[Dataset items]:
*-*-*
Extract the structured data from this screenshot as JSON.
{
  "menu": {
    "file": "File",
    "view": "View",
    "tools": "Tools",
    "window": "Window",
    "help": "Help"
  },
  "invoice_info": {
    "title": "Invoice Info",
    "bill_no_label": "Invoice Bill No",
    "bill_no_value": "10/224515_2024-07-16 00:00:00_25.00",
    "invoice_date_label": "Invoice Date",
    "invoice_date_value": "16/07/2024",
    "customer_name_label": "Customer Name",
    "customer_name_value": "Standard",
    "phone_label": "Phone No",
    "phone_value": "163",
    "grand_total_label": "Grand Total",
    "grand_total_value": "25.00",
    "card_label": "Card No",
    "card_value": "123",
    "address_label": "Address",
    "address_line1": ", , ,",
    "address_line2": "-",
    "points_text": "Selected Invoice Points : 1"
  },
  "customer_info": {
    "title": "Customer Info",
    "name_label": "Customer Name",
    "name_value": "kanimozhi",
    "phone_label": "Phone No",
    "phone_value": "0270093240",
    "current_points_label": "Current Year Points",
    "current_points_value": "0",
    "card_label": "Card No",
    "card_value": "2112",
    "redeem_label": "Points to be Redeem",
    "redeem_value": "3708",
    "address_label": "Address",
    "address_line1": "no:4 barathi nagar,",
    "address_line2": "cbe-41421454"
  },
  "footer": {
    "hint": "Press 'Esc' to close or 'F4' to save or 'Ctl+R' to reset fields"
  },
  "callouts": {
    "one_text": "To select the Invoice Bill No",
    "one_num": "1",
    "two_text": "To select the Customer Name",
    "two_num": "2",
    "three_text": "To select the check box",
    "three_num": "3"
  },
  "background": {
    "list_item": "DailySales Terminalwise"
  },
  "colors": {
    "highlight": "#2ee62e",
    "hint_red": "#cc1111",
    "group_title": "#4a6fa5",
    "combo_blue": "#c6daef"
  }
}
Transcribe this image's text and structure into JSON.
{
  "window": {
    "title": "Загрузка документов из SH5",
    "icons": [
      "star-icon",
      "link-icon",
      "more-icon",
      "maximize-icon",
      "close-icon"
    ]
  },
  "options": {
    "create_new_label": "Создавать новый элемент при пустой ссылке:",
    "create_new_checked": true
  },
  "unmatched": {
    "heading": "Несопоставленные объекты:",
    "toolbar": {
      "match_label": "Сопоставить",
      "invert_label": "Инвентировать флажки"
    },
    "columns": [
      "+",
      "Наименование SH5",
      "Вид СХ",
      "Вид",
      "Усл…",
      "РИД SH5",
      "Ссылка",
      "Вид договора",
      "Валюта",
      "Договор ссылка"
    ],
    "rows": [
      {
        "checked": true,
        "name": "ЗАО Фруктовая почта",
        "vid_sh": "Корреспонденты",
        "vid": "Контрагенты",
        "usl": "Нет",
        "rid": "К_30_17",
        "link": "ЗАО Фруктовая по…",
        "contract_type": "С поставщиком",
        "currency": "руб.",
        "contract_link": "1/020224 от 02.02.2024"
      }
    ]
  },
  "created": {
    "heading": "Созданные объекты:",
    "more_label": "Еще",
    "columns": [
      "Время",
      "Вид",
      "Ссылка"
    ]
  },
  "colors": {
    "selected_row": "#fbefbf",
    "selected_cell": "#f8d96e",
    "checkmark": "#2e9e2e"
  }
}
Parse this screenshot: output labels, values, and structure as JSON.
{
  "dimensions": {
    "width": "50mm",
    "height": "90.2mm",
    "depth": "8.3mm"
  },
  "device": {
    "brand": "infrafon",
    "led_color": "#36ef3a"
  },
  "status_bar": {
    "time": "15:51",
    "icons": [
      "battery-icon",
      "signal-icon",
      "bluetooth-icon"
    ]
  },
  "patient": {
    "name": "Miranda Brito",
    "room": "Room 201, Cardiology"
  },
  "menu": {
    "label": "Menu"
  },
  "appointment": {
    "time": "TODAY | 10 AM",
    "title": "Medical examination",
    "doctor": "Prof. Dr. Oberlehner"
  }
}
*-*-*
Quote verbatim the line containing "Parse this screenshot: output" and every line after it through the end of the records above.

Parse this screenshot: output labels, values, and structure as JSON.
{
  "dimensions": {
    "width": "50mm",
    "height": "90.2mm",
    "depth": "8.3mm"
  },
  "device": {
    "brand": "infrafon",
    "led_color": "#36ef3a"
  },
  "status_bar": {
    "time": "15:51",
    "icons": [
      "battery-icon",
      "signal-icon",
      "bluetooth-icon"
    ]
  },
  "patient": {
    "name": "Miranda Brito",
    "room": "Room 201, Cardiology"
  },
  "menu": {
    "label": "Menu"
  },
  "appointment": {
    "time": "TODAY | 10 AM",
    "title": "Medical examination",
    "doctor": "Prof. Dr. Oberlehner"
  }
}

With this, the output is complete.